### WHAT NEEDS TO BE DONE
Show every line in the entries below where the word "text" appears.

### RECORDED DATA
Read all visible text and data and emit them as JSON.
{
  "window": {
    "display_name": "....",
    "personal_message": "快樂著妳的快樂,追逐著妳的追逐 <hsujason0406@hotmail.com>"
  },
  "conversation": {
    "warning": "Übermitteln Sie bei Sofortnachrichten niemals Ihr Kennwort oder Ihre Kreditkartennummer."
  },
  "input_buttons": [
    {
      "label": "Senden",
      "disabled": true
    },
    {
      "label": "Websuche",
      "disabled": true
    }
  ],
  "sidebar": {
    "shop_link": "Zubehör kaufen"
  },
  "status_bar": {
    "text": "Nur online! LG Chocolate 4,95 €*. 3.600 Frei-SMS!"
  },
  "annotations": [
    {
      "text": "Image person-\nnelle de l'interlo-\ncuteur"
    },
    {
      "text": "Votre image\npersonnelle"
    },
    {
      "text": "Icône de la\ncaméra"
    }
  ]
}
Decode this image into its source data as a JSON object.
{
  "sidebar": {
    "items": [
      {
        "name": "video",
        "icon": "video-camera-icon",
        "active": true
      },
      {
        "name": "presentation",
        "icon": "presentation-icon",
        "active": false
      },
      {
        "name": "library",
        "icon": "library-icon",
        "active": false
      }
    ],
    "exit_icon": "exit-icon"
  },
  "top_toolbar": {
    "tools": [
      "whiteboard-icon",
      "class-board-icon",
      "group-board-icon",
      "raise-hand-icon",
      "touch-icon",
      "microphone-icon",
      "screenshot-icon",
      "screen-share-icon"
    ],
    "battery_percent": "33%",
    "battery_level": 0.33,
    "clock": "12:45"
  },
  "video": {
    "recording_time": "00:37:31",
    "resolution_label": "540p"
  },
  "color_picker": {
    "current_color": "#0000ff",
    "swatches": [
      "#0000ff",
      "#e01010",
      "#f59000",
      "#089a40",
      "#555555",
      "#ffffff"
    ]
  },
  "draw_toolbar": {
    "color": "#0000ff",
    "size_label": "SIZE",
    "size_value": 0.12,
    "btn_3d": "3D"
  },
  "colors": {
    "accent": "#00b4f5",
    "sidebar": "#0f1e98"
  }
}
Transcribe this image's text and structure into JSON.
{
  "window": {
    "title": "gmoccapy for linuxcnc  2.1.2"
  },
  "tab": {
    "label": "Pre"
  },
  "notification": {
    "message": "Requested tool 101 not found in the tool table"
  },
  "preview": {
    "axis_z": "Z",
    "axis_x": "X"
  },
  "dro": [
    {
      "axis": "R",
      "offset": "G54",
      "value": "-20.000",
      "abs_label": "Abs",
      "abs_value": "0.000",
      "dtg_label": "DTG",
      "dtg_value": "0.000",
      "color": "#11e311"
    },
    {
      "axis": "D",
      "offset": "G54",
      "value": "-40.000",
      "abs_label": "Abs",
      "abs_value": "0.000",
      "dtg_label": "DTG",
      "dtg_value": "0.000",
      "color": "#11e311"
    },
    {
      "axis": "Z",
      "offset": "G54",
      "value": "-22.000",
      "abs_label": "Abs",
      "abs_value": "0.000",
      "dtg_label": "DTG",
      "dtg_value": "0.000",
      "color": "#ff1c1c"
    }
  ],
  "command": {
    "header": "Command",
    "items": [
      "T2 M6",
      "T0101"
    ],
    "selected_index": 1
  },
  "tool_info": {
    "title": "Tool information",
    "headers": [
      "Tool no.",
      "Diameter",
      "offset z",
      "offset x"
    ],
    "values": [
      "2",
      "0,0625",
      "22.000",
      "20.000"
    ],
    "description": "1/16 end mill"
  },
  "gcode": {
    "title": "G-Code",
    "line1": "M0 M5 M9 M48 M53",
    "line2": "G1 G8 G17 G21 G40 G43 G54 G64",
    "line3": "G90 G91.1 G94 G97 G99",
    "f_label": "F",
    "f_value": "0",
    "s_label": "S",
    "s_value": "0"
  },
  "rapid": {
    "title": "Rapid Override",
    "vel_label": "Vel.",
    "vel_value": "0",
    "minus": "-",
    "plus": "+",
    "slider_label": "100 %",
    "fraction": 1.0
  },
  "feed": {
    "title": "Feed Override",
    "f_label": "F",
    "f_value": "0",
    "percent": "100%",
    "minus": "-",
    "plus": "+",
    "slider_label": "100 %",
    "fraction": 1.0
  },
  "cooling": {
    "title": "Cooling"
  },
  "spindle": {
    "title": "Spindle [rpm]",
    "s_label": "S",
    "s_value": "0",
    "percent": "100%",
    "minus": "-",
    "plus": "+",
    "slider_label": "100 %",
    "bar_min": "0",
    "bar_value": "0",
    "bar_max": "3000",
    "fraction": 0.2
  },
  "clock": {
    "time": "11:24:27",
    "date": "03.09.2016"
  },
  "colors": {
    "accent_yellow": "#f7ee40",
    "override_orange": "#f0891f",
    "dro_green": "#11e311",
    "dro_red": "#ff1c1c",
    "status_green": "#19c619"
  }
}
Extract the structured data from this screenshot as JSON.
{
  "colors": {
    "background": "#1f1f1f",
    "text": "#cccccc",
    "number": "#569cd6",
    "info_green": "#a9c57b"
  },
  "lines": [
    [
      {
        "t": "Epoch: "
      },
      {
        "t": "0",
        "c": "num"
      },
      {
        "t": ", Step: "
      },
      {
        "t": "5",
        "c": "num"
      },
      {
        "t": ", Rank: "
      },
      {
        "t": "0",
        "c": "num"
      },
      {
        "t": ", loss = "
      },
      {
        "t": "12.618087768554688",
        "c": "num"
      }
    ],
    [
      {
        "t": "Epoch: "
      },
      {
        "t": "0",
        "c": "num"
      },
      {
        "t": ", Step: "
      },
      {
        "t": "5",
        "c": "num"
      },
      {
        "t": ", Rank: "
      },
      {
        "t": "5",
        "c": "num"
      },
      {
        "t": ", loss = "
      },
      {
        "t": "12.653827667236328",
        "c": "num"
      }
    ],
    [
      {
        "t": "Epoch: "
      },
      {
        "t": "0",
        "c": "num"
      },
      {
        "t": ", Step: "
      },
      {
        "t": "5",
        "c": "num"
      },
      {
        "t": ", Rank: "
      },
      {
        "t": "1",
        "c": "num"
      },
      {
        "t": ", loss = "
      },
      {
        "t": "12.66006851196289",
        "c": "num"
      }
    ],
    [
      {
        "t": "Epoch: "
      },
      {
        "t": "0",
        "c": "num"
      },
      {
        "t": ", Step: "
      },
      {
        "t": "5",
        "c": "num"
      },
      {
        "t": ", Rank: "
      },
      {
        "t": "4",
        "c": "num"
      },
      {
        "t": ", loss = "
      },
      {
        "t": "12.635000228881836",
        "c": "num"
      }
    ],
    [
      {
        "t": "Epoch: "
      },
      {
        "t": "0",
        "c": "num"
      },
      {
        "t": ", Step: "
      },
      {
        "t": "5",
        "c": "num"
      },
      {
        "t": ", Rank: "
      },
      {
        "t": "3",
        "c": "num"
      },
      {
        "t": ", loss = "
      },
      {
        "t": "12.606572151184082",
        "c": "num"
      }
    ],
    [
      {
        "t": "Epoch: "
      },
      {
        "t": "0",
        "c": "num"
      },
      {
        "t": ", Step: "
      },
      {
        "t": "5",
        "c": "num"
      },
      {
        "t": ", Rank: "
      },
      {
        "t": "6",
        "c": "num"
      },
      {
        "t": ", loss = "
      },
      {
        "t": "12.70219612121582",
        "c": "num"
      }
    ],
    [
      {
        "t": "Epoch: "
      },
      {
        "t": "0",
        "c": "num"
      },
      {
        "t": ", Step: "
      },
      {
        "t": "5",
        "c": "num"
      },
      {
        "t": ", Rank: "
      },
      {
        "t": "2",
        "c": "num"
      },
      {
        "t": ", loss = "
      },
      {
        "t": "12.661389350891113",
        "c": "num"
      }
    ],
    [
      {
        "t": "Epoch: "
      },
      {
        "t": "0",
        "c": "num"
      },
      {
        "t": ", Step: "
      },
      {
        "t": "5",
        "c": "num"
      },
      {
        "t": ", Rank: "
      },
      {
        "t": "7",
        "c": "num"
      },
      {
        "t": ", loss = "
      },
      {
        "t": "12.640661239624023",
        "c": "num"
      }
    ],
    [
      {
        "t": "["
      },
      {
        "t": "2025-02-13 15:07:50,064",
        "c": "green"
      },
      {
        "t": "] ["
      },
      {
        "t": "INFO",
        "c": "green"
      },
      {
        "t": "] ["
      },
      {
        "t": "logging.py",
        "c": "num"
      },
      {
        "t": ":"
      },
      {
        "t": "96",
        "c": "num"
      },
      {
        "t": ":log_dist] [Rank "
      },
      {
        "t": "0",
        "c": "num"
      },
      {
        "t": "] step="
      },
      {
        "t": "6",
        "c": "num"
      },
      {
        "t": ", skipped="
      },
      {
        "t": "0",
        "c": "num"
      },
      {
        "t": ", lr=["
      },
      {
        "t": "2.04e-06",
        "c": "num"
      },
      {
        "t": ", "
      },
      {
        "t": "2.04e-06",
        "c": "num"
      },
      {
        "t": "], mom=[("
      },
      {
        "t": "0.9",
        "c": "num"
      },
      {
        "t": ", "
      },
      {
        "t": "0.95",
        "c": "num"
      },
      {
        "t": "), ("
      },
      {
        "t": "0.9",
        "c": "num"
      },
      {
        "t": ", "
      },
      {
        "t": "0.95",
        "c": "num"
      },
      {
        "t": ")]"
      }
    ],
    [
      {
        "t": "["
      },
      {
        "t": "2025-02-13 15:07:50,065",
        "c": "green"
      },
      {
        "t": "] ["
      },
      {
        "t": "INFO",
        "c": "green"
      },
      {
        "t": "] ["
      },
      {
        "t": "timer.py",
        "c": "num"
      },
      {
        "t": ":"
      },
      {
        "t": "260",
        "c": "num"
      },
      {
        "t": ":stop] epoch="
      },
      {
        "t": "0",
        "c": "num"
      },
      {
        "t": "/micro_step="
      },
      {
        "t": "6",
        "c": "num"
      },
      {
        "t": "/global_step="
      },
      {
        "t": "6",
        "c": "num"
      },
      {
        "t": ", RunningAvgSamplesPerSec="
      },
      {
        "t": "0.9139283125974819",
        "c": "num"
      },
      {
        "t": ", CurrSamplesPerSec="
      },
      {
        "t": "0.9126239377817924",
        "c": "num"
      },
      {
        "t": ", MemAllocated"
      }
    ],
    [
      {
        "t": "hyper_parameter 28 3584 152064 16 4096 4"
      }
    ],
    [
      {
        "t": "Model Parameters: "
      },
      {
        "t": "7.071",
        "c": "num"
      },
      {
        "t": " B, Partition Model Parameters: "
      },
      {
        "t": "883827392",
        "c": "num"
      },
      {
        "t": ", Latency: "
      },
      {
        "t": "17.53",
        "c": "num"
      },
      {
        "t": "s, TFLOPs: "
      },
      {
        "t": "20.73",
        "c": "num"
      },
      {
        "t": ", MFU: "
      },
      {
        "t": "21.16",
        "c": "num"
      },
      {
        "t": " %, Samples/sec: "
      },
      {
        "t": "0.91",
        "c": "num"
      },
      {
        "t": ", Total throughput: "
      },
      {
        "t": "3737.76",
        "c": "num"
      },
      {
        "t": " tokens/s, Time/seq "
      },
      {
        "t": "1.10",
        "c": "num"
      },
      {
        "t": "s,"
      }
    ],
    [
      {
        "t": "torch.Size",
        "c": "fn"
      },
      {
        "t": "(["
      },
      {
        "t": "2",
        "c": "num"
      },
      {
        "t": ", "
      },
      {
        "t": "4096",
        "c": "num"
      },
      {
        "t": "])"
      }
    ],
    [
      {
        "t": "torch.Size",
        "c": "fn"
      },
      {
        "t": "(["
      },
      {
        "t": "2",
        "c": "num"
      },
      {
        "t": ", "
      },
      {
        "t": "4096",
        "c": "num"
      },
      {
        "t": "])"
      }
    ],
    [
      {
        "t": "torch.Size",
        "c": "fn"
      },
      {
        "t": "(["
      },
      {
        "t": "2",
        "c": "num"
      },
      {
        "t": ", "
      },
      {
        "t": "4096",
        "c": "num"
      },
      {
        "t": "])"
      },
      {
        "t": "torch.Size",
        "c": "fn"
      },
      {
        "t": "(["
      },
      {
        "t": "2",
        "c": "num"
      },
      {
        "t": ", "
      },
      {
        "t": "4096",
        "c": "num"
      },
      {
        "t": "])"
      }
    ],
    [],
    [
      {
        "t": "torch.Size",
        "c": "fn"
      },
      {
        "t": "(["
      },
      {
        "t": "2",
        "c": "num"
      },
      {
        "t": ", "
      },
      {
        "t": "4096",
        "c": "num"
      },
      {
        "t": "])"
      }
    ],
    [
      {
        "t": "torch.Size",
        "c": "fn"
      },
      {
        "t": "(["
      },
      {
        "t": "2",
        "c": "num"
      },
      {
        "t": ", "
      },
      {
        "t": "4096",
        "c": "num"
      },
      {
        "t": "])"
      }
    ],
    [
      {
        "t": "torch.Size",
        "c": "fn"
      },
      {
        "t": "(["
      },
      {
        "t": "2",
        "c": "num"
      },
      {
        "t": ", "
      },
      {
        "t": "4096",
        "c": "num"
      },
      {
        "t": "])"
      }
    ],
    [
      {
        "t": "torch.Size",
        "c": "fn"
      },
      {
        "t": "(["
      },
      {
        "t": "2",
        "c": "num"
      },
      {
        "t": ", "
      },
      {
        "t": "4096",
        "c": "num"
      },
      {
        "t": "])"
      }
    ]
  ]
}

### ANSWER FOR THIS EXERCISE
Read all visible text and data and emit them as JSON.
    "text": "Nur online! LG Chocolate 4,95 €*. 3.600 Frei-SMS!"
      "text": "Image person-\nnelle de l'interlo-\ncuteur"
      "text": "Votre image\npersonnelle"
      "text": "Icône de la\ncaméra"
Transcribe this image's text and structure into JSON.
    "text": "#cccccc",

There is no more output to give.